It would be possible for us to make our protectors more resistant to scratches, however this would remove the friction of the surface texture, and as a result they would not feel smooth to touch.
One major issue with the protectors that claim to be unscratchable, is that they do feel very rubbery, and affect the user's enjoyment of their device. That is not something we wish our customers to experience, and therefore we do not range unscratchable protectors. Our protectors provide benefits in other areas.

Please see this link to our troubleshooting guide for a detailed comparison of our protector format versus 'unscratchable' protectors like Zagg’s InvisibleShield (the best known ‘unscratchable’ screen protector).
You may want to read Amazon reviews of the InvisibleShield to see if it is perhaps a product better suited to your requirements.

Please note that Zagg do not sell a Matte 'unscratchable' screen protector, because it is not achievable as Matte material is a bit softer than glossy material, and scratches are also more obvious due to the frosted texture.

Before Application

Where can I watch your Video Application Instructions?

— Required actions —
**1.** Which product does the screen protector passage call the best known 'unscratchable' screen protector?
**2.** Repeat the screen protector passage from "Please note that" up to and including "the frosted texture.".

— Provided records —
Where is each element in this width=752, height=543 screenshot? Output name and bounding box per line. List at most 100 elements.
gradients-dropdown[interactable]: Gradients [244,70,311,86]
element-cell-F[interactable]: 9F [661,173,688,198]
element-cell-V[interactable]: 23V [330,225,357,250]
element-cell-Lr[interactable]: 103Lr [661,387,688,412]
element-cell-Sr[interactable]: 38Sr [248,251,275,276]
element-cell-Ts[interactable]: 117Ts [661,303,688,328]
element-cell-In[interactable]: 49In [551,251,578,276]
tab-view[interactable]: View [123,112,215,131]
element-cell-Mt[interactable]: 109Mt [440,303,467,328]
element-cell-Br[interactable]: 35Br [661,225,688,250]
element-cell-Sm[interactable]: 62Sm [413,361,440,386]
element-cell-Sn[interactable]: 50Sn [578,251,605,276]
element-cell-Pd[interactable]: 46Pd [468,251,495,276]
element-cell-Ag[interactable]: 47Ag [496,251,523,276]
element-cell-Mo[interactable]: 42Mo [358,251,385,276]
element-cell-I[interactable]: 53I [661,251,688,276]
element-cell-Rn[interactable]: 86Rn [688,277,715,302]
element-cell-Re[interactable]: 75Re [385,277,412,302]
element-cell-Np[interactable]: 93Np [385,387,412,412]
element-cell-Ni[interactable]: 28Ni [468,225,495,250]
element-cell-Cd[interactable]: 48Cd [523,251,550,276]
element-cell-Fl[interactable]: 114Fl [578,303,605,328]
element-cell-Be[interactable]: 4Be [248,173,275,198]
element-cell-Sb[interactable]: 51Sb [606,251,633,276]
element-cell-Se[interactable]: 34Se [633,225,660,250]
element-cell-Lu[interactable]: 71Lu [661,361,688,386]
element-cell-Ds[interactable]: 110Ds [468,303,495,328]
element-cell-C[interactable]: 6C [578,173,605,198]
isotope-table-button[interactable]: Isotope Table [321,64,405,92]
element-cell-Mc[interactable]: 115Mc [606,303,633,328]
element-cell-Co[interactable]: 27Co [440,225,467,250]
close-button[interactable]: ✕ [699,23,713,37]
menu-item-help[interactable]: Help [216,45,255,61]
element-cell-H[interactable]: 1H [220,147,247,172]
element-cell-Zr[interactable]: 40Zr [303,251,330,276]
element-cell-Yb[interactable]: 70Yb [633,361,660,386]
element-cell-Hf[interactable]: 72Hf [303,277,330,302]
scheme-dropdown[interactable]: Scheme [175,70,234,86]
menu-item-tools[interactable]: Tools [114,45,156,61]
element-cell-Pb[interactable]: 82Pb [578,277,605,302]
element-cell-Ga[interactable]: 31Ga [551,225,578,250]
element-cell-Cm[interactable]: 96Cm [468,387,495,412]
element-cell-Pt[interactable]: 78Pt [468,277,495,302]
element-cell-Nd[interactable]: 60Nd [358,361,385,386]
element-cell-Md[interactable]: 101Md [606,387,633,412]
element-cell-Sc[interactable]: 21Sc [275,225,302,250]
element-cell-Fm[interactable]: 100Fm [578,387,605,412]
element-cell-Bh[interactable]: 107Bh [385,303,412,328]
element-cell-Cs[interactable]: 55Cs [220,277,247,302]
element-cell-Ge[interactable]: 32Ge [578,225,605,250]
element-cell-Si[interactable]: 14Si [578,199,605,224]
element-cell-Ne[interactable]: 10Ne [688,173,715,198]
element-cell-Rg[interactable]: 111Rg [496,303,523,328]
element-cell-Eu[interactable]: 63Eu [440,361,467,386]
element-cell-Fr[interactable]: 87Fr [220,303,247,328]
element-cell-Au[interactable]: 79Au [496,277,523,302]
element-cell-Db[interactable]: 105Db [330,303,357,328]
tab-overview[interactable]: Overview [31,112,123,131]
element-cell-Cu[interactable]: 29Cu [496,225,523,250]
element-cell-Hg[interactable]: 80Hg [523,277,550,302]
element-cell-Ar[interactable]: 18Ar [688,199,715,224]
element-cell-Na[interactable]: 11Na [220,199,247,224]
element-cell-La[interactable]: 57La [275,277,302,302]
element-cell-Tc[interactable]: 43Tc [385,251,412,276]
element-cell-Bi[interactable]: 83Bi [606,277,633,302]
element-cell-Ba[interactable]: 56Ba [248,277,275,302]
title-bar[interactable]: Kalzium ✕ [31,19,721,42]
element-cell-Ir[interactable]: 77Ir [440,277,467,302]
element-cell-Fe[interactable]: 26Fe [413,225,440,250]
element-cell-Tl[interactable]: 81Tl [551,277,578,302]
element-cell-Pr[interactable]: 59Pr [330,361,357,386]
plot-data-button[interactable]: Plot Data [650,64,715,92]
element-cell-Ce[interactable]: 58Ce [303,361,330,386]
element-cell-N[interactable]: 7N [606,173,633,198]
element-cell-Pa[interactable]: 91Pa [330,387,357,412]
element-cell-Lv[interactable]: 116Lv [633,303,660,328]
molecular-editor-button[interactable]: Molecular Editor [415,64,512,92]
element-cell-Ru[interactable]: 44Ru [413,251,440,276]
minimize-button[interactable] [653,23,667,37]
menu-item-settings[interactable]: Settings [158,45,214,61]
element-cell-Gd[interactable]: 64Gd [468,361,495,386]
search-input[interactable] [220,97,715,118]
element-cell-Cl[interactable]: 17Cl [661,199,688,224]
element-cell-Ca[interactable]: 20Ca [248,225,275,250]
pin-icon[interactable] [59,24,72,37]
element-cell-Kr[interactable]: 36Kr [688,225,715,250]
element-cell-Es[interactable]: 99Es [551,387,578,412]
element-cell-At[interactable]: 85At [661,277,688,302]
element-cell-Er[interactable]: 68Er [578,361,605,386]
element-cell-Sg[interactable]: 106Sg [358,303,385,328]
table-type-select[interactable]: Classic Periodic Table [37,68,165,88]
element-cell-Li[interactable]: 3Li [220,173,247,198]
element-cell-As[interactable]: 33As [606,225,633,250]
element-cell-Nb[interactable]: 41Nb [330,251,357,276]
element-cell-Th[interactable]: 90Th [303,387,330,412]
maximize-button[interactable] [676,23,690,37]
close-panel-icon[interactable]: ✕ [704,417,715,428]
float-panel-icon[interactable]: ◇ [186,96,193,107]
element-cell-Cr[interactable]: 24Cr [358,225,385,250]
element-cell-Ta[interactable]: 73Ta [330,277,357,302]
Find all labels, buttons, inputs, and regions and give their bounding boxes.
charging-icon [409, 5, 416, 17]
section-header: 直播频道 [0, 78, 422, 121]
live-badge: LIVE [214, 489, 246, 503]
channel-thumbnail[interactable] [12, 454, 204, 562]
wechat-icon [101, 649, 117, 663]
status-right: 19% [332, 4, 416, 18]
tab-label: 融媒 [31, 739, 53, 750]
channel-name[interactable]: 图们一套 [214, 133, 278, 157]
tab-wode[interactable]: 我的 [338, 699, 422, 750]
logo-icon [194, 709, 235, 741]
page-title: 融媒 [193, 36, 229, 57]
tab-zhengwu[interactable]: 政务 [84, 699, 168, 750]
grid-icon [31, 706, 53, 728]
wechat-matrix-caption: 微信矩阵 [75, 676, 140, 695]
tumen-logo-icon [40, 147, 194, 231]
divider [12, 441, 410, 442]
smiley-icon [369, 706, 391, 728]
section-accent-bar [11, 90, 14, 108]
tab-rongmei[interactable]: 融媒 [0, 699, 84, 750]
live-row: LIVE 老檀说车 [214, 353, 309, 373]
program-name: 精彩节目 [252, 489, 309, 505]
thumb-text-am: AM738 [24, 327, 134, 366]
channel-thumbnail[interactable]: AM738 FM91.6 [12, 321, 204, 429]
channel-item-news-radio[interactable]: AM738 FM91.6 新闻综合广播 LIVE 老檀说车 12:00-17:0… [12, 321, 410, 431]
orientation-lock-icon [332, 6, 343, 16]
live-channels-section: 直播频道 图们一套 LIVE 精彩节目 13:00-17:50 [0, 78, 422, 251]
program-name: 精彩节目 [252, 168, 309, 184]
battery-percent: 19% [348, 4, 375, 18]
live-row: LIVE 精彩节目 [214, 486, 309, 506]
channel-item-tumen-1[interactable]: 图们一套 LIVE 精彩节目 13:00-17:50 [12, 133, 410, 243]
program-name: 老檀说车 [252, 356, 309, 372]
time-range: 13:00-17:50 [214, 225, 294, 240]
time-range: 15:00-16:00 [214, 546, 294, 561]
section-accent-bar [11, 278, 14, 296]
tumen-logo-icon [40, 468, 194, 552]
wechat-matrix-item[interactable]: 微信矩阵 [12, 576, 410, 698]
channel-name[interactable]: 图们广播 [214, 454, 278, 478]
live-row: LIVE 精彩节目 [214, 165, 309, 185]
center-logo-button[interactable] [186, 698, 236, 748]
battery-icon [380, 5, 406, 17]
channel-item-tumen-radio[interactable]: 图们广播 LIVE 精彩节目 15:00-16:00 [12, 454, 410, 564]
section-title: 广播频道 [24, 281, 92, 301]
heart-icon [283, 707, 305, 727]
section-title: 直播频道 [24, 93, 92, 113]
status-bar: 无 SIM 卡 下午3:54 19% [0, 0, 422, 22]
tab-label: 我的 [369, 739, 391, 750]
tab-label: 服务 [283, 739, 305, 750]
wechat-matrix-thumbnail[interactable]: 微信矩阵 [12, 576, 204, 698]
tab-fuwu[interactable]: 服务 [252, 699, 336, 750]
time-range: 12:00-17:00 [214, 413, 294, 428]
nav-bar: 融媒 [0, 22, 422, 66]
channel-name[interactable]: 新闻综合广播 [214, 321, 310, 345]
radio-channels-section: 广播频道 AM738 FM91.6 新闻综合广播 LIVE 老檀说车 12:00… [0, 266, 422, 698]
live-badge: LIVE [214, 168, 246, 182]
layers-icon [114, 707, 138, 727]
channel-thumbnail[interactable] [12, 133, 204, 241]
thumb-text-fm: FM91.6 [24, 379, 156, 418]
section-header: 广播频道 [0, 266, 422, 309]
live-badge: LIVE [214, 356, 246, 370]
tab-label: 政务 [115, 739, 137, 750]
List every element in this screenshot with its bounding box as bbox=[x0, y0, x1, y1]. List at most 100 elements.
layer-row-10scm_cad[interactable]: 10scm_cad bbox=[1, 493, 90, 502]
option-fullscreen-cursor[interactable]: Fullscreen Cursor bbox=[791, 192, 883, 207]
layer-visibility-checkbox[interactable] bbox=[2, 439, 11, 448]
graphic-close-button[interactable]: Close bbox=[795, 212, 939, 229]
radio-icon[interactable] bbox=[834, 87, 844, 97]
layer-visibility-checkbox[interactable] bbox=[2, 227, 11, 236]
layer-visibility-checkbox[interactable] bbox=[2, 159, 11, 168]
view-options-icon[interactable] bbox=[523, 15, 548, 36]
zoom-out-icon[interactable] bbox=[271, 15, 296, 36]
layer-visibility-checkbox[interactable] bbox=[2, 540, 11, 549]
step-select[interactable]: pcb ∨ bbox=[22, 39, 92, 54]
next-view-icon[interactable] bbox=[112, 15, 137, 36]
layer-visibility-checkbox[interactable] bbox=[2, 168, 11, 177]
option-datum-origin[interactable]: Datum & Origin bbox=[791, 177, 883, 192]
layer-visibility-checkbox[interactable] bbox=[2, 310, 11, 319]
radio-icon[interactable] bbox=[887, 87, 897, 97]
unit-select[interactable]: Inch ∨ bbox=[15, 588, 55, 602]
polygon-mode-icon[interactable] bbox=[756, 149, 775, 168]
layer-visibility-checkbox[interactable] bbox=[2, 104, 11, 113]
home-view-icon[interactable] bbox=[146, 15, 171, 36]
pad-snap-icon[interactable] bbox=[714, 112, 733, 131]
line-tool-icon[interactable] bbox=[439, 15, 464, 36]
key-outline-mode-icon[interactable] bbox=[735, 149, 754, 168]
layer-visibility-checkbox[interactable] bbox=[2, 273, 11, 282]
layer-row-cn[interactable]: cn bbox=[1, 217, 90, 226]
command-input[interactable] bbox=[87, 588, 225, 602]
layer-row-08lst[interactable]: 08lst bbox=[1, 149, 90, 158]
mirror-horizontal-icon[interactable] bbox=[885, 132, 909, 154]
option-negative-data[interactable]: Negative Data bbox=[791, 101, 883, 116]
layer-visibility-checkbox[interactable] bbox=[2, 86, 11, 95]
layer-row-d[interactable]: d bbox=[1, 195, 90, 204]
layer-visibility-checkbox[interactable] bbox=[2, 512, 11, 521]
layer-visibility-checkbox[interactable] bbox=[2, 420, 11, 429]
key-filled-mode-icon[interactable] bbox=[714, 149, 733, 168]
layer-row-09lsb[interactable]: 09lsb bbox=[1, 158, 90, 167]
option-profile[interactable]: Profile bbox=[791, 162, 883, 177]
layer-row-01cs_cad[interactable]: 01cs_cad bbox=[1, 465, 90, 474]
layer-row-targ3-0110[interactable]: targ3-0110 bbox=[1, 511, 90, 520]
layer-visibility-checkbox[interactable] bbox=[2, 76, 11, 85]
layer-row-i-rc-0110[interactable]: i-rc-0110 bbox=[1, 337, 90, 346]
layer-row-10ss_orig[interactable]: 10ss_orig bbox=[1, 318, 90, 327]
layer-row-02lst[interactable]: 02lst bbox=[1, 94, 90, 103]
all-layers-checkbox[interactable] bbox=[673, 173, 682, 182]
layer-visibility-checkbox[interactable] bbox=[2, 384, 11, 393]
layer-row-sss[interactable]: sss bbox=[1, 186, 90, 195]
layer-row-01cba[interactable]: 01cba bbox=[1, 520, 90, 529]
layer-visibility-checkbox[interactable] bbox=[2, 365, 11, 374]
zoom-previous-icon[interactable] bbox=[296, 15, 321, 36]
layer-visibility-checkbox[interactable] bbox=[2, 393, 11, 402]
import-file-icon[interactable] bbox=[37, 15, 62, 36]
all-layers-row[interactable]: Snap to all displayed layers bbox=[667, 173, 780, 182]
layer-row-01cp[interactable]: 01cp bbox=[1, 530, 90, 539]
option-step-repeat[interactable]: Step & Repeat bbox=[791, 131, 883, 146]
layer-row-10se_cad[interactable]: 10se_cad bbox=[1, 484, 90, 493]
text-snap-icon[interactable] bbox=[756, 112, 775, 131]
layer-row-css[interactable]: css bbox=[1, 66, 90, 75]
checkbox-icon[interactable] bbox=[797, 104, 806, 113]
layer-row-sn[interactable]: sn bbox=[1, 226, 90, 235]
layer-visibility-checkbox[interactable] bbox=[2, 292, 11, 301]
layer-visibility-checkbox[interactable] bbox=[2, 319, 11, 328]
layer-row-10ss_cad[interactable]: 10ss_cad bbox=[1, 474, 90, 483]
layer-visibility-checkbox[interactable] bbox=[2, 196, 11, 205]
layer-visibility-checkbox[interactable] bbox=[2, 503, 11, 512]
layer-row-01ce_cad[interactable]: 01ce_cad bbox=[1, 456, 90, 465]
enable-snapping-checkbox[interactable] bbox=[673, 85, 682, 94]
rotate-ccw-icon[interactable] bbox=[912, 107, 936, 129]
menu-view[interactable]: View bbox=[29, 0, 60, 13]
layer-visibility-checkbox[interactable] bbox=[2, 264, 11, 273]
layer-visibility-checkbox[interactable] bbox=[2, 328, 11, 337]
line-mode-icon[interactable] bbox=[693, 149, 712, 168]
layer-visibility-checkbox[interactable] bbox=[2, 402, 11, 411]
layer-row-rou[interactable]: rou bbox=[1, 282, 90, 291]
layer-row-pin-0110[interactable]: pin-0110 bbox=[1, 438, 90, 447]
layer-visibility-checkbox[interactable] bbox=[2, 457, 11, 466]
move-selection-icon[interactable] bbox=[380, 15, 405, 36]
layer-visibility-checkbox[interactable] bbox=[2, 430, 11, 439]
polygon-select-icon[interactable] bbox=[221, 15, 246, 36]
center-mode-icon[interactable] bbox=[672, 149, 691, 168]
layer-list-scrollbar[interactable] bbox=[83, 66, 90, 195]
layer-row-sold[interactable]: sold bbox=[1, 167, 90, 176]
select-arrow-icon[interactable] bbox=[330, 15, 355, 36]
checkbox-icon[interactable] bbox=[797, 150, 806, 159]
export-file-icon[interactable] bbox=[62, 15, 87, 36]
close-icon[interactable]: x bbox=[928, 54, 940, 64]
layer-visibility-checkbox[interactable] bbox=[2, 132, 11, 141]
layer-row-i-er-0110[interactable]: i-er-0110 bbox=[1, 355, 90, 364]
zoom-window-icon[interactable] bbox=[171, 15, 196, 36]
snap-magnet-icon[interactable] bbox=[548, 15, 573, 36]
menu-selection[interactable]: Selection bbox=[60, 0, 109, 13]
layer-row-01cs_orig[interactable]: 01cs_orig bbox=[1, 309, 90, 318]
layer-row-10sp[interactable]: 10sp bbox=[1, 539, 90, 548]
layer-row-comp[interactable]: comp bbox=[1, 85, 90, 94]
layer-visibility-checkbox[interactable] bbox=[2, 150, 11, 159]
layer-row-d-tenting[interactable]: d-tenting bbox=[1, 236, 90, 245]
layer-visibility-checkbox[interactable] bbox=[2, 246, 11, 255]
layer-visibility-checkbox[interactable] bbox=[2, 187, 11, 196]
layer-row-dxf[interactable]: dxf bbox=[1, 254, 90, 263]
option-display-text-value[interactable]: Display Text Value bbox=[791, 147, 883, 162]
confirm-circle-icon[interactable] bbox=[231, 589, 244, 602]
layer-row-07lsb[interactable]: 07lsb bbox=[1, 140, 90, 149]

— Answers provided —
**1.** Zagg's InvisibleShield.

**2.**
Please note that Zagg do not sell a Matte 'unscratchable' screen protector, because it is not achievable as Matte material is a bit softer than glossy material, and scratches are also more obvious due to the frosted texture.